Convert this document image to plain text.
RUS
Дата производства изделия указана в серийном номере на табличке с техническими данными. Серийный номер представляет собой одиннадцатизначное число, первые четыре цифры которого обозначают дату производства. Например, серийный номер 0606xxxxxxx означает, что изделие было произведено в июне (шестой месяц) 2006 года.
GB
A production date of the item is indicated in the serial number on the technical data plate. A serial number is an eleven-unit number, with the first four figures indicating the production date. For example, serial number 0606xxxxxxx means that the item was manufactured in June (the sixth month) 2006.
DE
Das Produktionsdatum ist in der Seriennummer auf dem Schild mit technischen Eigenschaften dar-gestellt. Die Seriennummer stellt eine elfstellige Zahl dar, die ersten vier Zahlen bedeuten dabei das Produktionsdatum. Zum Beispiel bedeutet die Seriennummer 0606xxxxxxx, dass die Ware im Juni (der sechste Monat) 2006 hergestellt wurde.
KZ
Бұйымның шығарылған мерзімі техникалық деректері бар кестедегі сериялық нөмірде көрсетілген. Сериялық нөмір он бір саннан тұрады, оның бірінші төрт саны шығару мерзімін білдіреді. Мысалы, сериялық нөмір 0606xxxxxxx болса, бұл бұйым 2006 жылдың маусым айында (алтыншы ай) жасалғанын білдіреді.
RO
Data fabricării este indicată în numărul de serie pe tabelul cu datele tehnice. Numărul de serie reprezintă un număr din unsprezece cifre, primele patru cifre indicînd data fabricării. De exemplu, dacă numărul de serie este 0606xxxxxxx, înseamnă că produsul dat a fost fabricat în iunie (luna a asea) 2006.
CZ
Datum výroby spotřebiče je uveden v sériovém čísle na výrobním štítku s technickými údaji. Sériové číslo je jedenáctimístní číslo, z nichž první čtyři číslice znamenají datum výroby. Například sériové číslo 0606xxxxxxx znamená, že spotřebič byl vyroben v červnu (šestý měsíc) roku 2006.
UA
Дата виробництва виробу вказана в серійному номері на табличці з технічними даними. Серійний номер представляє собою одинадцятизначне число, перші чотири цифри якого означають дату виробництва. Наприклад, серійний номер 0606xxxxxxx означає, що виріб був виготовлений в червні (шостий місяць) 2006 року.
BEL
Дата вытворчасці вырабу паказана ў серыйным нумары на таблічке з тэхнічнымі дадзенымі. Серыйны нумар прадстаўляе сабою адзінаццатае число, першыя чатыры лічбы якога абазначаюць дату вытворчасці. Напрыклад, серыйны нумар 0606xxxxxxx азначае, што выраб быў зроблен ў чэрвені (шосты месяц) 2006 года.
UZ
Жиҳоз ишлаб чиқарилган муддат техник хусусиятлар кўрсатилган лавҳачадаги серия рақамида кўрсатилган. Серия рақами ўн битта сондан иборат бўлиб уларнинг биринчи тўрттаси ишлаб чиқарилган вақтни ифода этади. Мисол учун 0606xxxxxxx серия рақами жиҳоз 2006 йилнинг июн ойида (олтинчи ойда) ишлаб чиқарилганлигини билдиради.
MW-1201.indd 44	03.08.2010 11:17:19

____

Make an exact copy of all the data.

Convert this document image to plain text.
RUS
Дата производства изделия указана в серийном номере на табличке с техническими данными. Серийный номер представляет собой одиннадцатизначное число, первые четыре цифры которого обозначают дату производства. Например, серийный номер 0606xxxxxxx означает, что изделие было произведено в июне (шестой месяц) 2006 года.
GB
A production date of the item is indicated in the serial number on the technical data plate. A serial number is an eleven-unit number, with the first four figures indicating the production date. For example, serial number 0606xxxxxxx means that the item was manufactured in June (the sixth month) 2006.
DE
Das Produktionsdatum ist in der Seriennummer auf dem Schild mit technischen Eigenschaften dar-gestellt. Die Seriennummer stellt eine elfstellige Zahl dar, die ersten vier Zahlen bedeuten dabei das Produktionsdatum. Zum Beispiel bedeutet die Seriennummer 0606xxxxxxx, dass die Ware im Juni (der sechste Monat) 2006 hergestellt wurde.
KZ
Бұйымның шығарылған мерзімі техникалық деректері бар кестедегі сериялық нөмірде көрсетілген. Сериялық нөмір он бір саннан тұрады, оның бірінші төрт саны шығару мерзімін білдіреді. Мысалы, сериялық нөмір 0606xxxxxxx болса, бұл бұйым 2006 жылдың маусым айында (алтыншы ай) жасалғанын білдіреді.
RO
Data fabricării este indicată în numărul de serie pe tabelul cu datele tehnice. Numărul de serie reprezintă un număr din unsprezece cifre, primele patru cifre indicînd data fabricării. De exemplu, dacă numărul de serie este 0606xxxxxxx, înseamnă că produsul dat a fost fabricat în iunie (luna a asea) 2006.
CZ
Datum výroby spotřebiče je uveden v sériovém čísle na výrobním štítku s technickými údaji. Sériové číslo je jedenáctimístní číslo, z nichž první čtyři číslice znamenají datum výroby. Například sériové číslo 0606xxxxxxx znamená, že spotřebič byl vyroben v červnu (šestý měsíc) roku 2006.
UA
Дата виробництва виробу вказана в серійному номері на табличці з технічними даними. Серійний номер представляє собою одинадцятизначне число, перші чотири цифри якого означають дату виробництва. Наприклад, серійний номер 0606xxxxxxx означає, що виріб був виготовлений в червні (шостий місяць) 2006 року.
BEL
Дата вытворчасці вырабу паказана ў серыйным нумары на таблічке з тэхнічнымі дадзенымі. Серыйны нумар прадстаўляе сабою адзінаццатае число, першыя чатыры лічбы якога абазначаюць дату вытворчасці. Напрыклад, серыйны нумар 0606xxxxxxx азначае, што выраб быў зроблен ў чэрвені (шосты месяц) 2006 года.
UZ
Жиҳоз ишлаб чиқарилган муддат техник хусусиятлар кўрсатилган лавҳачадаги серия рақамида кўрсатилган. Серия рақами ўн битта сондан иборат бўлиб уларнинг биринчи тўрттаси ишлаб чиқарилган вақтни ифода этади. Мисол учун 0606xxxxxxx серия рақами жиҳоз 2006 йилнинг июн ойида (олтинчи ойда) ишлаб чиқарилганлигини билдиради.
MW-1201.indd 44	03.08.2010 11:17:19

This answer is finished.